# WHAT IS BEING ASKED
Copy out each line in the material below that has the word "Trivellini".

(Dataset items)
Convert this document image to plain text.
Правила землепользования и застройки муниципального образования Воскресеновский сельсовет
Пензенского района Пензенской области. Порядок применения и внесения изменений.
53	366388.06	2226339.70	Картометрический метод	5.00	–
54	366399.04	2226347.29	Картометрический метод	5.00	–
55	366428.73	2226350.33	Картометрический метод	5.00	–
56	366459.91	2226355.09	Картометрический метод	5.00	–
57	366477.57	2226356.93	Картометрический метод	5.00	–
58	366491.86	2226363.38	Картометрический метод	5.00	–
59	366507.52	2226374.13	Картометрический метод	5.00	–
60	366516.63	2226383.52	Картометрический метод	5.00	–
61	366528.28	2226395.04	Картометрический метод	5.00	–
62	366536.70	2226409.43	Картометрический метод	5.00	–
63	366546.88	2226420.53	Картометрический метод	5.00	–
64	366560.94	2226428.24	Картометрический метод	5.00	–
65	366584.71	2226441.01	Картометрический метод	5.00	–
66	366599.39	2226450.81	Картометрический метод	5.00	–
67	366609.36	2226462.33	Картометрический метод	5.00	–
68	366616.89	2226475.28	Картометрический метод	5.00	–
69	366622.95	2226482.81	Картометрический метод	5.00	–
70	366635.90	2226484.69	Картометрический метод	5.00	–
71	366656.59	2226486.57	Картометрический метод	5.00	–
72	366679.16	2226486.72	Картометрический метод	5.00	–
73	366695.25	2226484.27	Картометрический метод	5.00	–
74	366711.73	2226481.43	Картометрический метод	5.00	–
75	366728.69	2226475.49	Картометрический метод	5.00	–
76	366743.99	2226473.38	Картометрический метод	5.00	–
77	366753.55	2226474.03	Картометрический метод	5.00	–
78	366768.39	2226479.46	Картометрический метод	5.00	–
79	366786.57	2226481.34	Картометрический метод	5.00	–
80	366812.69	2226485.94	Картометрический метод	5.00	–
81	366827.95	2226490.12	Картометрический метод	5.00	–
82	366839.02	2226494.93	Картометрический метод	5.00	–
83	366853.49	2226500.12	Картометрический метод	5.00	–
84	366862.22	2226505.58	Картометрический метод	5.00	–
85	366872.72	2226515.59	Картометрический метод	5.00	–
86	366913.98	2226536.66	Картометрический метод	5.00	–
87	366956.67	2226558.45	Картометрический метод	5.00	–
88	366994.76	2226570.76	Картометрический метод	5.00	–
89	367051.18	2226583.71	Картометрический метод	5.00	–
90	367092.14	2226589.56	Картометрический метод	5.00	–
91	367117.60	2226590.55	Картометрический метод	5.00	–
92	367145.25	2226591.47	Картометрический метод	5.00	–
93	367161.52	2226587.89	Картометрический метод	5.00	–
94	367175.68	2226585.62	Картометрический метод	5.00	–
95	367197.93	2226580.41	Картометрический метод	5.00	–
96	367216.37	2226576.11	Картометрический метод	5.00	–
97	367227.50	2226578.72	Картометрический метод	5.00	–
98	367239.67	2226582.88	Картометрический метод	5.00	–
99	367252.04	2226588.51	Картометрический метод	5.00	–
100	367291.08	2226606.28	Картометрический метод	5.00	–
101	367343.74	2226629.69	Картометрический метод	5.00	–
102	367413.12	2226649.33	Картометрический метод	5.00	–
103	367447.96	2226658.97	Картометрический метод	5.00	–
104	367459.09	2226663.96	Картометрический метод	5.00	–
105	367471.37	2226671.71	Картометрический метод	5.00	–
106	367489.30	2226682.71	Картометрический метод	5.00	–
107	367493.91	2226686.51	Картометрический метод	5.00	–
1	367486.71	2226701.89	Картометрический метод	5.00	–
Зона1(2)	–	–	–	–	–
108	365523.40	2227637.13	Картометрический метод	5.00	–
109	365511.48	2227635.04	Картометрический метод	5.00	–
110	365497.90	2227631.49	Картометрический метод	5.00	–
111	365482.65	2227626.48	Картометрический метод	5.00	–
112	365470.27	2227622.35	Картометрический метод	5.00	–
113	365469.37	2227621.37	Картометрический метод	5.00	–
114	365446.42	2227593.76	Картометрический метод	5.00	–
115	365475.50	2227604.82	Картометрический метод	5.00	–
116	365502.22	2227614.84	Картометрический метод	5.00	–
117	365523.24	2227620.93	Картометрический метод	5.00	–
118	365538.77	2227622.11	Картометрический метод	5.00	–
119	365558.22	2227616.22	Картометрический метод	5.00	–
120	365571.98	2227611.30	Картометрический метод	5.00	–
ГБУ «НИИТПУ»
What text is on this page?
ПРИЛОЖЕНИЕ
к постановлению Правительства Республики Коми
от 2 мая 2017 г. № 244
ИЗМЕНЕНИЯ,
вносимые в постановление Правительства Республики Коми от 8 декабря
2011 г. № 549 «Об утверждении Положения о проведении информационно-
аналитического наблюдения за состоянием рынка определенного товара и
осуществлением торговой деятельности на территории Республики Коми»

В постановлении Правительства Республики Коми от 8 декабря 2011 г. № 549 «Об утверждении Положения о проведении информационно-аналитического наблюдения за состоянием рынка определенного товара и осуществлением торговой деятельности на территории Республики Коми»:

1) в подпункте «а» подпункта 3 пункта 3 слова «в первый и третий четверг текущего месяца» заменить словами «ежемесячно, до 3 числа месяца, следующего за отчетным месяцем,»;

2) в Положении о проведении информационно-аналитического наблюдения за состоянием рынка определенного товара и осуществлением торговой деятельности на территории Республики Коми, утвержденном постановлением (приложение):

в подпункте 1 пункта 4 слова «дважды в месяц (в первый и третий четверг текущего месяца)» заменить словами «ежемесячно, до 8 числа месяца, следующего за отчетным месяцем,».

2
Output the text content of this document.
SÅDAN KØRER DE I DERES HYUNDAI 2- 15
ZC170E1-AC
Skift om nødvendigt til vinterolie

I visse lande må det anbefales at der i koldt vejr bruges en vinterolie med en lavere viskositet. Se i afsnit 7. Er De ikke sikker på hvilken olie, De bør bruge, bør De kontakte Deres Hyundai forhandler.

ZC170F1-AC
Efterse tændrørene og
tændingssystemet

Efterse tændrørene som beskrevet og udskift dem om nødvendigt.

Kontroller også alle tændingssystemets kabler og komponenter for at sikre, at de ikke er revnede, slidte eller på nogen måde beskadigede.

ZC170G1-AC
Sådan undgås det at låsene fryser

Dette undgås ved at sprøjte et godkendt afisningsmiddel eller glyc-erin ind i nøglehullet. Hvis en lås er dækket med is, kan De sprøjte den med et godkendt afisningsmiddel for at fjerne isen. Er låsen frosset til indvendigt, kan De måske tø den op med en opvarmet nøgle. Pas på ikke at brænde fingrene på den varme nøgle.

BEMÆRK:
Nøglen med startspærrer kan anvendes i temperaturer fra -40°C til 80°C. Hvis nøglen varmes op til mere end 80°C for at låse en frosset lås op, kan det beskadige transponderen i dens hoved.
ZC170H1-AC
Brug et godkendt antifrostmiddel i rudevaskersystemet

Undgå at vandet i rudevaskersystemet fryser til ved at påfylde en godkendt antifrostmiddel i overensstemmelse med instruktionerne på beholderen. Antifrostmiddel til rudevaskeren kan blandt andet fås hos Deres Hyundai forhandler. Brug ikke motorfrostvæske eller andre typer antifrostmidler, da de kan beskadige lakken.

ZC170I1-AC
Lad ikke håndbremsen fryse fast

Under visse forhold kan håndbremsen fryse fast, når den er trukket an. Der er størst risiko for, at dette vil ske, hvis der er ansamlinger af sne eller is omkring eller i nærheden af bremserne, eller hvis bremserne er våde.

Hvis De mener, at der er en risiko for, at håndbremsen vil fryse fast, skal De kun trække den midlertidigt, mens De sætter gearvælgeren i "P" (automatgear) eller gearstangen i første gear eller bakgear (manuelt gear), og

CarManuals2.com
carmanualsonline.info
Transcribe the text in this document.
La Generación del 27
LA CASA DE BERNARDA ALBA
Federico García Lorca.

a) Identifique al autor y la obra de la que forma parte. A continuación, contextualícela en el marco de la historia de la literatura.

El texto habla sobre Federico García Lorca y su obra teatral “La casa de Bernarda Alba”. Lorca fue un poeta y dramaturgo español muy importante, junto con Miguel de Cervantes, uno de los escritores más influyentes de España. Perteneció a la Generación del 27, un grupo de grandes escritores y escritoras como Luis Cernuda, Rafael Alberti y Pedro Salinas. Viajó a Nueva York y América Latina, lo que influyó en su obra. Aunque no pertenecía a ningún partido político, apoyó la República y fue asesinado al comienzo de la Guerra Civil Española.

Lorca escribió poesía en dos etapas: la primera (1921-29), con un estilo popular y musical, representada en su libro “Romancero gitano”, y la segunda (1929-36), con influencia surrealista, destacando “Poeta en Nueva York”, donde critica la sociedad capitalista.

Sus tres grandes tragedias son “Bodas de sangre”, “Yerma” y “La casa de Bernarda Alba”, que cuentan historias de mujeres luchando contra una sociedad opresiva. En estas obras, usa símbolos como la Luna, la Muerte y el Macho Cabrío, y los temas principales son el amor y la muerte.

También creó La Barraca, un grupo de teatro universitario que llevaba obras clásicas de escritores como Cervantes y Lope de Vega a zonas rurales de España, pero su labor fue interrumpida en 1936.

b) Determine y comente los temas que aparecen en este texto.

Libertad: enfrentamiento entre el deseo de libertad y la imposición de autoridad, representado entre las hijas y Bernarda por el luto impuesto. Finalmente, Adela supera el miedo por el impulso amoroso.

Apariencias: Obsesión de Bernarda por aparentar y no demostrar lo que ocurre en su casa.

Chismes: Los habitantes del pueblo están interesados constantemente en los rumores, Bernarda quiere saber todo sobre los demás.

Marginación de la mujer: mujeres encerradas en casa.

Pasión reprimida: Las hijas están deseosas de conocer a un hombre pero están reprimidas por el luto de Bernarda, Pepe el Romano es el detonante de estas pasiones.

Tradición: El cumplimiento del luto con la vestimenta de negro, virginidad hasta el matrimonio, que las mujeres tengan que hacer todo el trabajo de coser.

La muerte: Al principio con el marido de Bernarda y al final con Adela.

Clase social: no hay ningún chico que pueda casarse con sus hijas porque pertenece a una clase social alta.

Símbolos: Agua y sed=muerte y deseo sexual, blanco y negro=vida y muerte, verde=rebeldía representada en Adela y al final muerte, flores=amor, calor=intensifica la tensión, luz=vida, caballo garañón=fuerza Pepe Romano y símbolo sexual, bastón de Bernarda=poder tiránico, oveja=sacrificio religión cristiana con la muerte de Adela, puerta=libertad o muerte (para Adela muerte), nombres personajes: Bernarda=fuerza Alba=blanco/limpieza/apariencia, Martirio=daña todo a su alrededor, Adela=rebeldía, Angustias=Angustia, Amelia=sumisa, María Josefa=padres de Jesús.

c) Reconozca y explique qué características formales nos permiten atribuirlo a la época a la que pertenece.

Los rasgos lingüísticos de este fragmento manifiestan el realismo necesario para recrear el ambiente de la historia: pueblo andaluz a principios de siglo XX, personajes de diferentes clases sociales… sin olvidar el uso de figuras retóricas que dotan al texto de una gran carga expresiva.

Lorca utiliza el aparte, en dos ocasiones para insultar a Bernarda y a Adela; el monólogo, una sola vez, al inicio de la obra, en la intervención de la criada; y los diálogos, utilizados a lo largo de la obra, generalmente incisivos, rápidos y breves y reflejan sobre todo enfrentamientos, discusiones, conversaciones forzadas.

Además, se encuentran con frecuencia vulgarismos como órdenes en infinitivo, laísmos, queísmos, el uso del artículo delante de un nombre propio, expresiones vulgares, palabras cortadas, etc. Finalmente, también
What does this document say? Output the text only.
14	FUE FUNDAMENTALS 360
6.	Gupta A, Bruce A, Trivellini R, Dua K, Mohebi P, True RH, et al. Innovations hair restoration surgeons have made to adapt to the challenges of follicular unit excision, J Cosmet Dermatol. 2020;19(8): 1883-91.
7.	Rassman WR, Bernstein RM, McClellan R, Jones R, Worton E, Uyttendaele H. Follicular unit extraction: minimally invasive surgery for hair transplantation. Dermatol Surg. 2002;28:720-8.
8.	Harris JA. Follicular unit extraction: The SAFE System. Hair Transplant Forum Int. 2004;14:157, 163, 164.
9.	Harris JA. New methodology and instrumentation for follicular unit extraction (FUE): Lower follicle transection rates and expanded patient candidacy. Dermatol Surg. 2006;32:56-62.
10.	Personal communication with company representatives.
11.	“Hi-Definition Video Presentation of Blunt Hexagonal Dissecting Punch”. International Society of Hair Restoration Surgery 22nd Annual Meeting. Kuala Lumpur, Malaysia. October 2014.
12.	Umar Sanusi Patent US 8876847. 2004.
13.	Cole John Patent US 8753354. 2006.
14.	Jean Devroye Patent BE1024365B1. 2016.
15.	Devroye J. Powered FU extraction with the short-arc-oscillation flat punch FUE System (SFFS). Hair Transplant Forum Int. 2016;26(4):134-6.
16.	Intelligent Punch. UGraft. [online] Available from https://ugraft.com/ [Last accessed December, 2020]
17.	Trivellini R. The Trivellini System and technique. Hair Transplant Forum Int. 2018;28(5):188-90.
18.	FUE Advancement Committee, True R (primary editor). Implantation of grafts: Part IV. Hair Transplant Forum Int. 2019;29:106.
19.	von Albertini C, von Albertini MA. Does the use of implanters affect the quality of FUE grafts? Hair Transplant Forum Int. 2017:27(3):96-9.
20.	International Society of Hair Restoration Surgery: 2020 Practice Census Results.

# FULL ANSWER
6.	Gupta A, Bruce A, Trivellini R, Dua K, Mohebi P, True RH, et al. Innovations hair restoration surgeons have made to adapt to the challenges of follicular unit excision, J Cosmet Dermatol. 2020;19(8): 1883-91.
17.	Trivellini R. The Trivellini System and technique. Hair Transplant Forum Int. 2018;28(5):188-90.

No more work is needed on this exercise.